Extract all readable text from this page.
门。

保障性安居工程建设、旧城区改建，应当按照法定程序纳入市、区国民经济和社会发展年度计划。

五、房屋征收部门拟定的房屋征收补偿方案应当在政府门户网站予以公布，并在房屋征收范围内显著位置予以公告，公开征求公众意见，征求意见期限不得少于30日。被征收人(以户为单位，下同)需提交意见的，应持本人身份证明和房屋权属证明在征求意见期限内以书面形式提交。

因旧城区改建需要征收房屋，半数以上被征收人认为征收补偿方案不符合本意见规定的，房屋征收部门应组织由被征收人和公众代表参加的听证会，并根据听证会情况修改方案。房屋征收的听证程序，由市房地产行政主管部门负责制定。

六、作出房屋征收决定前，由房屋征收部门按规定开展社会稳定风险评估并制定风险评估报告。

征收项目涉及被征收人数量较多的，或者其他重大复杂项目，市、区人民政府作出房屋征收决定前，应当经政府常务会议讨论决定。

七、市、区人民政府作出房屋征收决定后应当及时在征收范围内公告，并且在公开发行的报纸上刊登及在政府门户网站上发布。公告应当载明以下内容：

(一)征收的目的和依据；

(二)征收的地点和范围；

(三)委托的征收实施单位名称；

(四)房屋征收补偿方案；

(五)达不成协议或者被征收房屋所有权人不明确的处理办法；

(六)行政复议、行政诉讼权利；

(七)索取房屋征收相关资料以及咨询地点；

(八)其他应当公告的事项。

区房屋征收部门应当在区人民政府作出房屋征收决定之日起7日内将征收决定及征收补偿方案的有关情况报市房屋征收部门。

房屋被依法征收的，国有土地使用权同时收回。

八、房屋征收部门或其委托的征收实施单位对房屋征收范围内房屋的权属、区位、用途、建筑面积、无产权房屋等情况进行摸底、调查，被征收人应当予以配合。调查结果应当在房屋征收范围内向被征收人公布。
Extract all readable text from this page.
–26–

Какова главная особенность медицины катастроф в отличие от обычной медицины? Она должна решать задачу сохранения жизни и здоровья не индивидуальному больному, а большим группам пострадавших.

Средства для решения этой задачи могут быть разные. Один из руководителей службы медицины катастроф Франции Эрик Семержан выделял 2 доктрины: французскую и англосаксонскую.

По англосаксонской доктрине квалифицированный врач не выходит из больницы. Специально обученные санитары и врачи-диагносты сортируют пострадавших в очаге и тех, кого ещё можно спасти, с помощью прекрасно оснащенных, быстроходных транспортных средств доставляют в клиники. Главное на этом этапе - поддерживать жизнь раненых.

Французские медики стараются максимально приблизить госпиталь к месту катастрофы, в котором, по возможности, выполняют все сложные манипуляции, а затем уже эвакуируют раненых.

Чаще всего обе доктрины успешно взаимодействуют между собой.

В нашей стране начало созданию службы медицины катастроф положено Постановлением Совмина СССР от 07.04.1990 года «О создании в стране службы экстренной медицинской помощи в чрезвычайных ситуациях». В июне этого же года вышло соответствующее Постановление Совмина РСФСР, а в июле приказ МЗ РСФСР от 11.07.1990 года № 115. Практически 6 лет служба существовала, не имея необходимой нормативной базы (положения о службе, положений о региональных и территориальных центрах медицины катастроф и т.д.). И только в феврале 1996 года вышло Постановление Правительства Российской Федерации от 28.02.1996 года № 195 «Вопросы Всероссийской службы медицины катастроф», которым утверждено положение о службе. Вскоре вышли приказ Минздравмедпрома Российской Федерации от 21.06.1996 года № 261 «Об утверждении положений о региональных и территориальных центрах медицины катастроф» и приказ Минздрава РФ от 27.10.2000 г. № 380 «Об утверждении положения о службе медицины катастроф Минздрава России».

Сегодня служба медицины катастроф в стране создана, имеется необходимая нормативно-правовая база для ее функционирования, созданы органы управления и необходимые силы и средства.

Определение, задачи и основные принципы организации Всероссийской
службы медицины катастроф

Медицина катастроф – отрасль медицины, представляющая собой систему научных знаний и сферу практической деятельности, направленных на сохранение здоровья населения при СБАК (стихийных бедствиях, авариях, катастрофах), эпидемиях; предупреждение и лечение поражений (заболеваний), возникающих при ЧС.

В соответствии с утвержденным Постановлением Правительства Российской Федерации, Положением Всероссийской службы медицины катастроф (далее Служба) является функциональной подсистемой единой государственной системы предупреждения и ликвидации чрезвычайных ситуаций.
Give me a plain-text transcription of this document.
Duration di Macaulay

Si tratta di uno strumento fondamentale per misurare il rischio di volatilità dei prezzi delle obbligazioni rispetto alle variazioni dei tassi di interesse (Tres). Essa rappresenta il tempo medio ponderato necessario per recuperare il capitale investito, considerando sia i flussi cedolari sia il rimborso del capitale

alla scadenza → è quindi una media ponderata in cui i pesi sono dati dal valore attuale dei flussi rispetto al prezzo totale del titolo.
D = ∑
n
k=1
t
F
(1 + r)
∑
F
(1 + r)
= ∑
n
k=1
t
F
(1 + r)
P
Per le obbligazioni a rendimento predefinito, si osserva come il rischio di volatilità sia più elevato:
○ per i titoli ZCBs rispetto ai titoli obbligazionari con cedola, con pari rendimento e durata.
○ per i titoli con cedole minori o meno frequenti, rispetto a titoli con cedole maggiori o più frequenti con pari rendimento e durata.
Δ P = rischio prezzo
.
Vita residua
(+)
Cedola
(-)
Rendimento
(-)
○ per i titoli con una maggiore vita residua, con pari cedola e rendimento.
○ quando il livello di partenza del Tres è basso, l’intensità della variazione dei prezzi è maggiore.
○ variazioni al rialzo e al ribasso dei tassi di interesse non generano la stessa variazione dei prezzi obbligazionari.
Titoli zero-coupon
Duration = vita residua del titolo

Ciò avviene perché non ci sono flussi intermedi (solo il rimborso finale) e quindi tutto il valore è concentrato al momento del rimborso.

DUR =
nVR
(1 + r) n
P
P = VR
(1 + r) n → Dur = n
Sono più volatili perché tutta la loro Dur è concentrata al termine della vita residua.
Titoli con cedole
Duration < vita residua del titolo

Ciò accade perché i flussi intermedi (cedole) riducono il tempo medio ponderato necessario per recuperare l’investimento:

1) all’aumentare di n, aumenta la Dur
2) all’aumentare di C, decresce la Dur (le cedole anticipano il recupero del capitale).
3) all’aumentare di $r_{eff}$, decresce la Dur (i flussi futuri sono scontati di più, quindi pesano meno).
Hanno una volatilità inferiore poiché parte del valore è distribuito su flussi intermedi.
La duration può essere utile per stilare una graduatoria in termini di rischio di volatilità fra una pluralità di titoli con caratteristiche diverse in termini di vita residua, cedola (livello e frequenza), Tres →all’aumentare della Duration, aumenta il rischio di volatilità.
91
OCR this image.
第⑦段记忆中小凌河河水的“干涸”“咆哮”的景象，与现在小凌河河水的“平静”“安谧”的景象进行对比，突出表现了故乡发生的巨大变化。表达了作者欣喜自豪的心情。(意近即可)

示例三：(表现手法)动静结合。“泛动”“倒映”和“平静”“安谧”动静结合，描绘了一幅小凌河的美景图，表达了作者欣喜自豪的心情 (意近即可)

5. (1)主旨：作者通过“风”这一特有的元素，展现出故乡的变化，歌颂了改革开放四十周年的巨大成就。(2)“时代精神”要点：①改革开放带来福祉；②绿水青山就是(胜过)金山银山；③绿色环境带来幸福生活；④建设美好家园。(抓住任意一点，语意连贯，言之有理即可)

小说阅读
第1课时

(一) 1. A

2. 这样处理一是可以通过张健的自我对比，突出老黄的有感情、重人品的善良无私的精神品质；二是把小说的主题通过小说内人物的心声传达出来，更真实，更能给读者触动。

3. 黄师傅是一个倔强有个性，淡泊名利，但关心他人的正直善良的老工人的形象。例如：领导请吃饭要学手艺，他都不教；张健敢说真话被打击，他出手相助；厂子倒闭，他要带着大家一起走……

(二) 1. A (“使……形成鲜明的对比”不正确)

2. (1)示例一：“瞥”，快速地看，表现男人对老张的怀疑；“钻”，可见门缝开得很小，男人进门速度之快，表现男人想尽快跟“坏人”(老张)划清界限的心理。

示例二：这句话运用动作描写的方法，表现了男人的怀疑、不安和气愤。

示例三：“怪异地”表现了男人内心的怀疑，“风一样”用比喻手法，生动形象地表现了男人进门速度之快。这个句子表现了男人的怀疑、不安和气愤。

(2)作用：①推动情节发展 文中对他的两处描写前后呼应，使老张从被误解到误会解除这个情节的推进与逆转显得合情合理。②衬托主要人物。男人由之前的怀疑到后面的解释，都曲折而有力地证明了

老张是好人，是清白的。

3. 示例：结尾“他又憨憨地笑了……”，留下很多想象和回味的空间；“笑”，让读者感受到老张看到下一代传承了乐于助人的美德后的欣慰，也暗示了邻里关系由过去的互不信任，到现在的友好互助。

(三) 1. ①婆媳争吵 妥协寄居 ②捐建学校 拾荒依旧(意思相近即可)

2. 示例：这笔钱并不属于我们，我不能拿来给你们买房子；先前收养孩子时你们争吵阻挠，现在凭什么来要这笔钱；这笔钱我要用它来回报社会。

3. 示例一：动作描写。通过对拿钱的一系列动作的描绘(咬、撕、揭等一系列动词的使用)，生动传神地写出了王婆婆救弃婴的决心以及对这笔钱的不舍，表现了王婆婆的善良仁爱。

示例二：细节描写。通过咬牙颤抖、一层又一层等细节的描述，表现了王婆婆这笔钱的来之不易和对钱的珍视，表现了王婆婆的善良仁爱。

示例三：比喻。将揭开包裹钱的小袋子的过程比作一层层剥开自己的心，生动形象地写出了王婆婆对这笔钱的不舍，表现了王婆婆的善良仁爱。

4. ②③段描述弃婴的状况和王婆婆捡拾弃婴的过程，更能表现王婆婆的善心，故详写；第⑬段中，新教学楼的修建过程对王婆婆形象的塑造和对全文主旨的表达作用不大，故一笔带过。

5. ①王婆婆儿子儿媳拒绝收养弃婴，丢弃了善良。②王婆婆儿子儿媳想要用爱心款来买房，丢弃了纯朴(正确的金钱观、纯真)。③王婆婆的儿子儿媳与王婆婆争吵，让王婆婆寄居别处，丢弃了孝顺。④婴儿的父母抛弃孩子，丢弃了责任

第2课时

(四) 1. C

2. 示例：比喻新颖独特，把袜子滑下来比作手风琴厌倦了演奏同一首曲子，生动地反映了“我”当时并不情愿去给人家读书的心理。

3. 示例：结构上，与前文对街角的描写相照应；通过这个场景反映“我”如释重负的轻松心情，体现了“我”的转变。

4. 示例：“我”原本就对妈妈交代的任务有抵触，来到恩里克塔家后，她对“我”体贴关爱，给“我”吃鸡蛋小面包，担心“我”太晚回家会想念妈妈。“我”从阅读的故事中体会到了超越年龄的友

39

What the task asks:
Identify the lines of the entries containing the string "prezzo". Copy each such line.

Final result:
alla scadenza → è quindi una media ponderata in cui i pesi sono dati dal valore attuale dei flussi rispetto al prezzo totale del titolo.
Δ P = rischio prezzo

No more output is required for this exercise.